Collected data:
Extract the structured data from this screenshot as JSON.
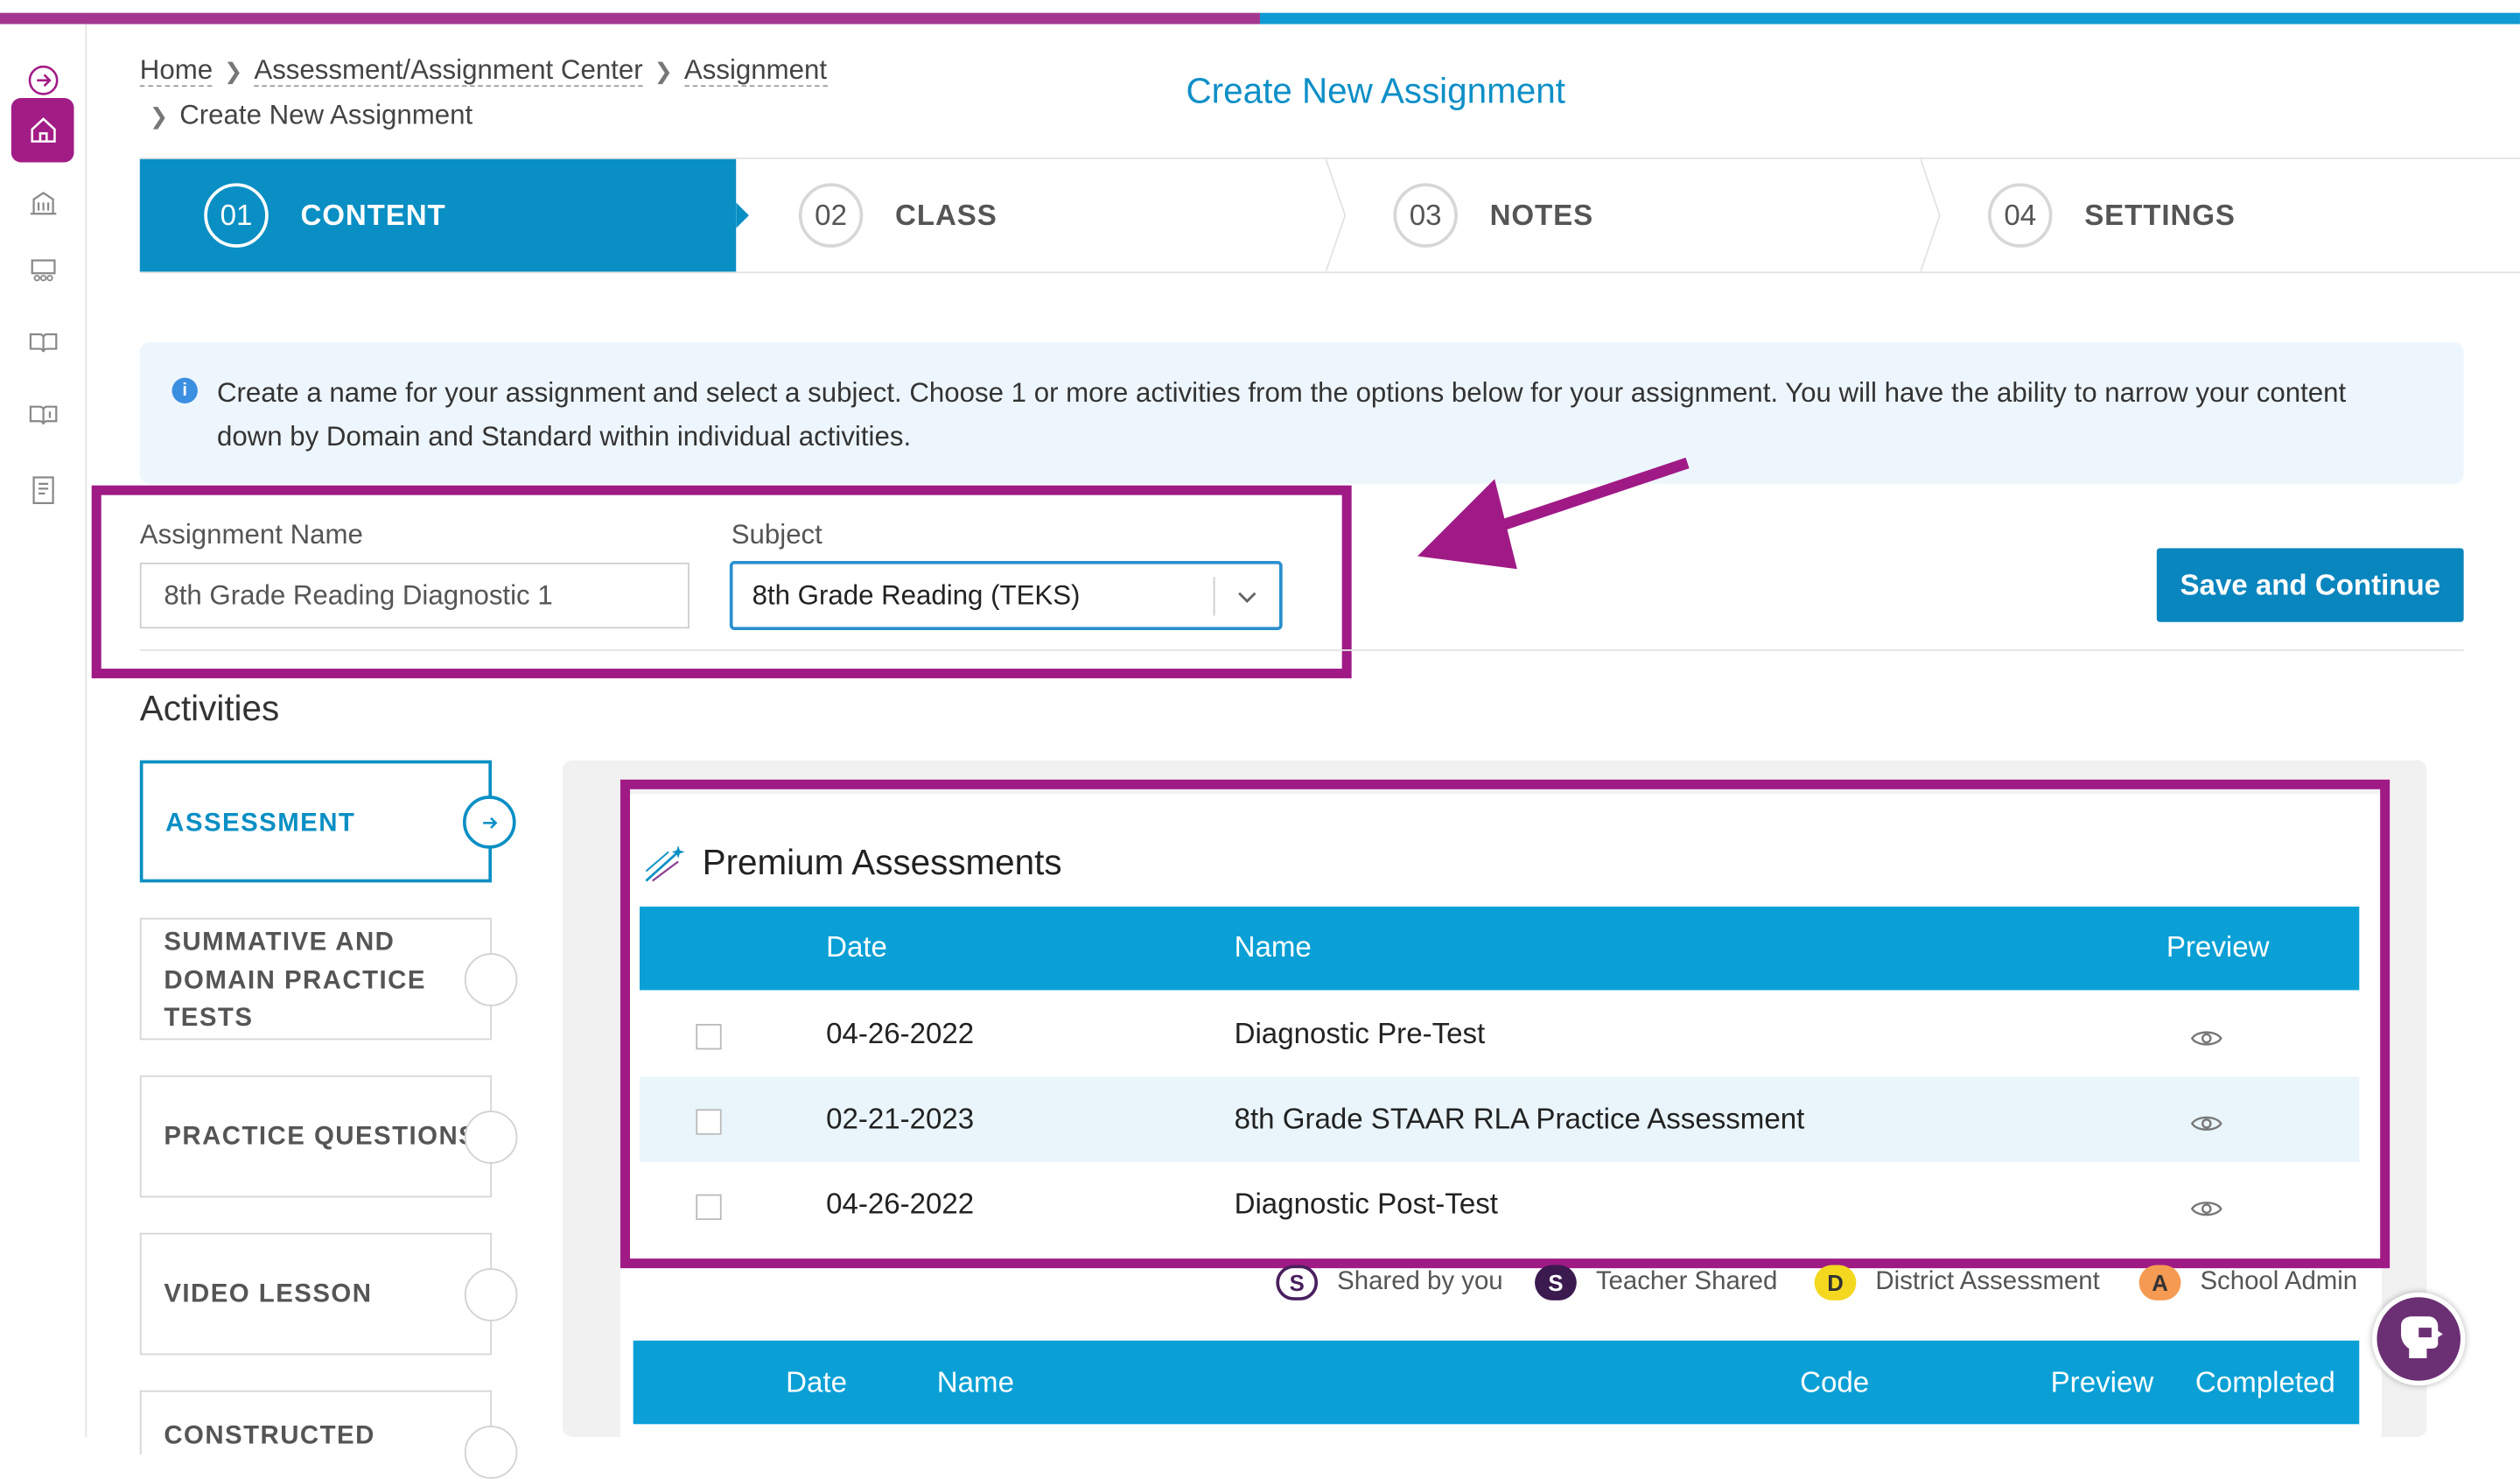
{
  "breadcrumb": {
    "home": "Home",
    "center": "Assessment/Assignment Center",
    "assignment": "Assignment",
    "current": "Create New Assignment"
  },
  "page_title": "Create New Assignment",
  "steps": [
    {
      "num": "01",
      "label": "CONTENT"
    },
    {
      "num": "02",
      "label": "CLASS"
    },
    {
      "num": "03",
      "label": "NOTES"
    },
    {
      "num": "04",
      "label": "SETTINGS"
    }
  ],
  "info_text": "Create a name for your assignment and select a subject. Choose 1 or more activities from the options below for your assignment. You will have the ability to narrow your content down by Domain and Standard within individual activities.",
  "form": {
    "name_label": "Assignment Name",
    "name_value": "8th Grade Reading Diagnostic 1",
    "subject_label": "Subject",
    "subject_value": "8th Grade Reading (TEKS)"
  },
  "save_label": "Save and Continue",
  "activities_title": "Activities",
  "activities": [
    {
      "label": "ASSESSMENT"
    },
    {
      "label": "SUMMATIVE AND DOMAIN PRACTICE TESTS"
    },
    {
      "label": "PRACTICE QUESTIONS"
    },
    {
      "label": "VIDEO LESSON"
    },
    {
      "label": "CONSTRUCTED"
    }
  ],
  "premium": {
    "title": "Premium Assessments",
    "columns": {
      "date": "Date",
      "name": "Name",
      "preview": "Preview"
    },
    "rows": [
      {
        "date": "04-26-2022",
        "name": "Diagnostic Pre-Test"
      },
      {
        "date": "02-21-2023",
        "name": "8th Grade STAAR RLA Practice Assessment"
      },
      {
        "date": "04-26-2022",
        "name": "Diagnostic Post-Test"
      }
    ]
  },
  "legend": [
    {
      "badge": "S",
      "label": "Shared by you"
    },
    {
      "badge": "S",
      "label": "Teacher Shared"
    },
    {
      "badge": "D",
      "label": "District Assessment"
    },
    {
      "badge": "A",
      "label": "School Admin"
    }
  ],
  "second_table": {
    "columns": {
      "date": "Date",
      "name": "Name",
      "code": "Code",
      "preview": "Preview",
      "completed": "Completed"
    }
  },
  "colors": {
    "brand_purple": "#a21c86",
    "brand_blue": "#0a8fc4",
    "table_header": "#0aa0d6"
  }
}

DIRECTIVE: Pull every line containing the word "Shared" out of the entries above.

IN RESPONSE:
      "label": "Shared by you"
      "label": "Teacher Shared"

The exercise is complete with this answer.